Я хорошо знаю одну женщину в Санкт-Петербурге; ее профессиональная карьера в одном институте не удалась из-за того, что она сохраняла верность Церкви. Партийные боссы вволю поиздевались над ней. И вот наступил перелом; она много трудится для Церкви, способствует контактам православных Санкт-Петербурга со всемирно известным бенедиктинским аббатством в Шевтони. Но ее партийные боссы по-прежнему остались на своих местах; и вот один из тех, кто с удовольствием участвовал в издевательствах прошлого, подозвал ее к себе и спросил, словно на допросе: «Является ли ваше православие полным?» Она ответила: «Кто дал вам право, именно вам, спрашивать об этом? Ведь вы, кажется, даже не крещены!» И в ответ она слышит: «Крещен, не крещен – это значения не имеет. А вот ваше православие ущербно».

Один российский генерал, весьма активно действующий в политике, сказал недавно: «Конечно же я сам атеист; однако политическое будущее России неразрывно связано с православием». И прибавил: «Мы – русские, с нами Бог!» Это «с нами Бог» атеиста явно имеет больше общего с псевдоблагочестивой фразеологией Третьего рейха, чем с библейским речением «Im-manu-el» («С нами Бог»).

▸ **Поставленная задача**: Соответствуют ли тексту утверждения (a), (b) и (c)? На каждое ответьте «да» или «нет» и приведите решающие слова текста точной цитатой: (a) генерал назвал себя атеистом; (b) после перелома женщина перестала трудиться для Церкви; (c) партийные боссы женщины лишились своих мест. Строки для работы с текстом не понадобятся.

▸ **Предоставленные данные**:
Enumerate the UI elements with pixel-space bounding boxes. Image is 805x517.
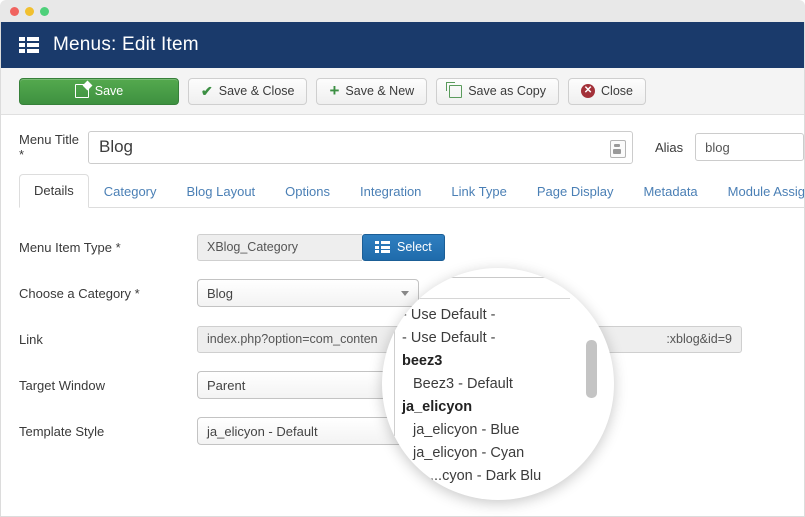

▸ **Решение ниже**:
(a) Да: «Конечно же я сам атеист».
(b) Нет: «она много трудится для Церкви».
(c) Нет: «Но ее партийные боссы по-прежнему остались на своих местах».